##### Material for this task #####

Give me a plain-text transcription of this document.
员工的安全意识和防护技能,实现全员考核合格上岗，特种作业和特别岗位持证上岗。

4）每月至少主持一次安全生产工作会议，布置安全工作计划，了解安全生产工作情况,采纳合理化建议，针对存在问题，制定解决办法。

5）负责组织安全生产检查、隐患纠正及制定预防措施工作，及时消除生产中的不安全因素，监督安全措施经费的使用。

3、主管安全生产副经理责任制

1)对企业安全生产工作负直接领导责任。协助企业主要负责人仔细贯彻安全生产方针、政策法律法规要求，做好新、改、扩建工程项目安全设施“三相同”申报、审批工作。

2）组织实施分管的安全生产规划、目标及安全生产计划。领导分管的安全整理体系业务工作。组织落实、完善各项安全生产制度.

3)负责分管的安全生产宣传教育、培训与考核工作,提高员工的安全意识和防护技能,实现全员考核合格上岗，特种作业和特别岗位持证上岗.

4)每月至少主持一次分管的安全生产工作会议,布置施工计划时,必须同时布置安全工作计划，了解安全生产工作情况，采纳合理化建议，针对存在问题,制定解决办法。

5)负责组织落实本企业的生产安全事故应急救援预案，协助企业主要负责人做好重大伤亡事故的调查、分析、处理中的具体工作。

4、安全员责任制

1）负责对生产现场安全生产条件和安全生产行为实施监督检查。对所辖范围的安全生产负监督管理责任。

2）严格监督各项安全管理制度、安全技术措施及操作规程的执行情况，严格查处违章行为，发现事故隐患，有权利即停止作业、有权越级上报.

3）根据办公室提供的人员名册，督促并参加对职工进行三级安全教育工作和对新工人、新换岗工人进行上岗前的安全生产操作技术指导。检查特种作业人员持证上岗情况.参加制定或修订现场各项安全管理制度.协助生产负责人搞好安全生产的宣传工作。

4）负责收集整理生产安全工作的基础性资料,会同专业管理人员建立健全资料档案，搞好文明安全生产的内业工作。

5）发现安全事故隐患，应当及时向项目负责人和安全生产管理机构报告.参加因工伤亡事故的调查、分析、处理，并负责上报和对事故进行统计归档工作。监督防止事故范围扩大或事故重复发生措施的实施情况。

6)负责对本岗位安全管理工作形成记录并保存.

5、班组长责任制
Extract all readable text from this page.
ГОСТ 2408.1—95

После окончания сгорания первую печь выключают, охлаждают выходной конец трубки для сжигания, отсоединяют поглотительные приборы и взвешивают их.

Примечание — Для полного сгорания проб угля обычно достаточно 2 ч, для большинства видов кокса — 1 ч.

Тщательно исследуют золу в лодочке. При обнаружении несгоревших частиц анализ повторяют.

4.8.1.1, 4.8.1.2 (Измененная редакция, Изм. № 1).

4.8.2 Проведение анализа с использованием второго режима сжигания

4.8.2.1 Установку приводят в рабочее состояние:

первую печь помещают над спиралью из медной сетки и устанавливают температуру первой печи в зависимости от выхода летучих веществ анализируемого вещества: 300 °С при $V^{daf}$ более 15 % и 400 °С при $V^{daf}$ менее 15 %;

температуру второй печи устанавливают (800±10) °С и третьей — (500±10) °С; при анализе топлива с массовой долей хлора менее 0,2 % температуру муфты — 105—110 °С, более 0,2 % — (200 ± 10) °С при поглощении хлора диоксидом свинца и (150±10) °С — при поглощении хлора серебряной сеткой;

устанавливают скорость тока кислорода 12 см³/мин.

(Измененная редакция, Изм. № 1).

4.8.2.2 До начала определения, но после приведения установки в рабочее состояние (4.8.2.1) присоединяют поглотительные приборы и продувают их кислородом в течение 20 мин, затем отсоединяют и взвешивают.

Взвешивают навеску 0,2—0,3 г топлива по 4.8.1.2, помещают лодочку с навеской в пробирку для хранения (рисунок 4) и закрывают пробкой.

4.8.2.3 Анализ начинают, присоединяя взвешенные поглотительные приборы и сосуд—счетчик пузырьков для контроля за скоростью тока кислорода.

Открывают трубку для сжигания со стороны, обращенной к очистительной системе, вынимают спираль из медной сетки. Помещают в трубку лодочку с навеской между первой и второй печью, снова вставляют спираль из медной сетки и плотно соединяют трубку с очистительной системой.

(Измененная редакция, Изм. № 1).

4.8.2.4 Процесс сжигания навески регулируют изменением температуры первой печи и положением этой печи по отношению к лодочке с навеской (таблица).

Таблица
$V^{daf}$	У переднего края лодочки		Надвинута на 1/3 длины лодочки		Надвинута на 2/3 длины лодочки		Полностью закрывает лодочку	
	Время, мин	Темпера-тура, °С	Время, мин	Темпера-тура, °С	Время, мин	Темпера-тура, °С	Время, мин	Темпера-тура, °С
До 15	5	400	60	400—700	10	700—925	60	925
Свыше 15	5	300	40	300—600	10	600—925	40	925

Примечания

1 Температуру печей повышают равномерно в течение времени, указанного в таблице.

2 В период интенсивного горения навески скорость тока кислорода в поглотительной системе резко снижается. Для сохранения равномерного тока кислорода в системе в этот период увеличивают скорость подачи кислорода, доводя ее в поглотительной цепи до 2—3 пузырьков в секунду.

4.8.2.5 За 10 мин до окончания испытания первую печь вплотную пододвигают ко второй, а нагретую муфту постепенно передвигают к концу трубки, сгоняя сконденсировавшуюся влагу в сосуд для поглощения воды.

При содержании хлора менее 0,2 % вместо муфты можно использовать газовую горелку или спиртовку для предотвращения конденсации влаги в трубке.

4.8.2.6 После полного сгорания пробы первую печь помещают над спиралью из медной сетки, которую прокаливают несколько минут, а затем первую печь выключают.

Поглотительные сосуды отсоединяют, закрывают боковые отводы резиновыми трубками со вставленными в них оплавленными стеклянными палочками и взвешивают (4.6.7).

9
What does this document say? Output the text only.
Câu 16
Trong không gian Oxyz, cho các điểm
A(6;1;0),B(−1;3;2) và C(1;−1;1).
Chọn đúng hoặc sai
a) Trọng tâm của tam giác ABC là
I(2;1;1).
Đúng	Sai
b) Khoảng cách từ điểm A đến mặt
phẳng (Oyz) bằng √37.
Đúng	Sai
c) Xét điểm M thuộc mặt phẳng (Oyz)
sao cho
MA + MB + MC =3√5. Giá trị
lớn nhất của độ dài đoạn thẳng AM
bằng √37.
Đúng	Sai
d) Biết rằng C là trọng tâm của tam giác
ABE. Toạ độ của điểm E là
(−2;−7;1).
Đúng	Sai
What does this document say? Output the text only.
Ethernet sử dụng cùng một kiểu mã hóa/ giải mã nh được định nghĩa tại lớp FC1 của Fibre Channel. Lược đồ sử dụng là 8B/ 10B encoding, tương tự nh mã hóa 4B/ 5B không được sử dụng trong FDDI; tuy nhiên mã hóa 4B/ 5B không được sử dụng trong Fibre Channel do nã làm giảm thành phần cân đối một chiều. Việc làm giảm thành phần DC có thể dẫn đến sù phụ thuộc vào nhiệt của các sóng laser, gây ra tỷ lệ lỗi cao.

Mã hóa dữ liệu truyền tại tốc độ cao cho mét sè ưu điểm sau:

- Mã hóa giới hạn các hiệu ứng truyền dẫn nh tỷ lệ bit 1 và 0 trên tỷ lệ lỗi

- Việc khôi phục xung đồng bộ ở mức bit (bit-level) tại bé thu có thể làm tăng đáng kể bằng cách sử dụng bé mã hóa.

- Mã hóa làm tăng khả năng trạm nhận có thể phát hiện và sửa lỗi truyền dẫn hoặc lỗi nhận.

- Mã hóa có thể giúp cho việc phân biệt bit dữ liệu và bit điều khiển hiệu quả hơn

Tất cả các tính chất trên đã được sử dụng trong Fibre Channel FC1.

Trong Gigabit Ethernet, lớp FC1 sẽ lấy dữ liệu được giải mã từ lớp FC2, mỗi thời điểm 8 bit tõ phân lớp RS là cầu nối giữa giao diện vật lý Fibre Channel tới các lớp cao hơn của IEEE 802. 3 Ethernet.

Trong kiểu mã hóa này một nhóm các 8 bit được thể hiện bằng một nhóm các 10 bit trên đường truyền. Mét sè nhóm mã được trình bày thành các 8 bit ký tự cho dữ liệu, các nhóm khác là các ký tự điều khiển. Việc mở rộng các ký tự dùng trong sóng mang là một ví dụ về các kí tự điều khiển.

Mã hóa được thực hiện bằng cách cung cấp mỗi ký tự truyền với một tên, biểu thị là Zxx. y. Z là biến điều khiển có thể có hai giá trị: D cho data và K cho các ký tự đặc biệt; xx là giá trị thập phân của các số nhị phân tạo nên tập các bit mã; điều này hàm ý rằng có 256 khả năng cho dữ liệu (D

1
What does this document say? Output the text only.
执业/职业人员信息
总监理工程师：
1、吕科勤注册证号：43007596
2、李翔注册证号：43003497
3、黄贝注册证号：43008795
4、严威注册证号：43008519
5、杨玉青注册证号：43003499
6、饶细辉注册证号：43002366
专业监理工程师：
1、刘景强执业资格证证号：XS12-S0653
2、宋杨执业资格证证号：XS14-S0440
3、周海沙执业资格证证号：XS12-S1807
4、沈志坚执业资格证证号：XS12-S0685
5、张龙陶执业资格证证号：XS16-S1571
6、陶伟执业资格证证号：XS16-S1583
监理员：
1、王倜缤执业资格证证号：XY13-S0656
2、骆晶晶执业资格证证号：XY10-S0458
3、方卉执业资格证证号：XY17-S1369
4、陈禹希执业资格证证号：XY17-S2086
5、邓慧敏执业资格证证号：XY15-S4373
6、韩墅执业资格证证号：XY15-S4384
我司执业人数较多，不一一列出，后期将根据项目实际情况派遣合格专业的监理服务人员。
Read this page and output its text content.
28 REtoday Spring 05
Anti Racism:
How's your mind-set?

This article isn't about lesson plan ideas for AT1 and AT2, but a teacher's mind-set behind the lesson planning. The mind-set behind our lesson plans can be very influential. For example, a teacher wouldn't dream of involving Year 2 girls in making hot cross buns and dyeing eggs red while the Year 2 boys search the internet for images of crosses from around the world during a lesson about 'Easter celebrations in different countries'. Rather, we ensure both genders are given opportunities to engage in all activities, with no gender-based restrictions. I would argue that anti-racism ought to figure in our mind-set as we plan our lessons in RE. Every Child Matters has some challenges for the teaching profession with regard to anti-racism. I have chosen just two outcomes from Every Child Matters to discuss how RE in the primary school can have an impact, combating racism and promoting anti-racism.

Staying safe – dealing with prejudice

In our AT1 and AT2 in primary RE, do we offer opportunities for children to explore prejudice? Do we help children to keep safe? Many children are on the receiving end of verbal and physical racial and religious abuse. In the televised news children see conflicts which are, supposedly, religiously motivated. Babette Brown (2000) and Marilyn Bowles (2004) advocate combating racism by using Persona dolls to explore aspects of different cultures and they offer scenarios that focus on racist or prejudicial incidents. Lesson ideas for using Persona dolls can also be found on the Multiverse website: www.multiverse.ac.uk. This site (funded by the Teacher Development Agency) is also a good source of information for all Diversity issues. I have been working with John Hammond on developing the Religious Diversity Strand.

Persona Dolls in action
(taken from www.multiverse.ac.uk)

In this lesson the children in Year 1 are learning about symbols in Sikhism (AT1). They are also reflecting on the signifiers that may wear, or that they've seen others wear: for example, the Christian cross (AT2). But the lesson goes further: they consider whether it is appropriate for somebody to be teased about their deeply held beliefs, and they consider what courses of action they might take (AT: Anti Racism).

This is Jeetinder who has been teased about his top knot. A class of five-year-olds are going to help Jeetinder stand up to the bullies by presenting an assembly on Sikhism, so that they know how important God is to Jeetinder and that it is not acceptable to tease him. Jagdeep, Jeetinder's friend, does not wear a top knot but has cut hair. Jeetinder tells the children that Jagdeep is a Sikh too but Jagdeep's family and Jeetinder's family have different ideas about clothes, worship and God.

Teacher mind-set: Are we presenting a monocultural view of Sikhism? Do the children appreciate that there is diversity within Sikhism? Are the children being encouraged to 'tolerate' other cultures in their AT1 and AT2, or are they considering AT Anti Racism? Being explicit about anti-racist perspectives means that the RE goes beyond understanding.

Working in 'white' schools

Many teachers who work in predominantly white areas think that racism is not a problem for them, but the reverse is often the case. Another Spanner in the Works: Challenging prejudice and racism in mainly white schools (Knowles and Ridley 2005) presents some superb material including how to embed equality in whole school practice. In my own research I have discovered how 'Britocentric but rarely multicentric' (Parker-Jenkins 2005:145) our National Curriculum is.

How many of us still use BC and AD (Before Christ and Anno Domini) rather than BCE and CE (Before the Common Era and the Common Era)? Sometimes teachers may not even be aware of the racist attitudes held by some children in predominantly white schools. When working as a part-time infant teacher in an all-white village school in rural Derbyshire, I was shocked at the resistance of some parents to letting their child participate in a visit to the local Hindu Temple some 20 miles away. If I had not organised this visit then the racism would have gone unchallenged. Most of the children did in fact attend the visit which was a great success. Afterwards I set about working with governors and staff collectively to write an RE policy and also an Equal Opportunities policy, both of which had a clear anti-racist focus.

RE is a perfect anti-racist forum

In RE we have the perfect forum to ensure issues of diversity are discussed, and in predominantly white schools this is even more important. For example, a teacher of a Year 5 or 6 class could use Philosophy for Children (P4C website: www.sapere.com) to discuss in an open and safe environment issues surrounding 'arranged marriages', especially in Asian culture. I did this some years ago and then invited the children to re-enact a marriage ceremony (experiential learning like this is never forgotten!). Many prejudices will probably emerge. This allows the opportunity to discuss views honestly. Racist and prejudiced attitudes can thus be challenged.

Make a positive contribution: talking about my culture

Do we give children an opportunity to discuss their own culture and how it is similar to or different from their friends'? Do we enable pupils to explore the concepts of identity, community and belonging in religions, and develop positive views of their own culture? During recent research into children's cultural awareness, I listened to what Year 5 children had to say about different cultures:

#####

Written problem:
Find every line in the records above that holds the word "phẳng", and copy each one.

Exercise response:
phẳng (Oyz) bằng √37.
c) Xét điểm M thuộc mặt phẳng (Oyz)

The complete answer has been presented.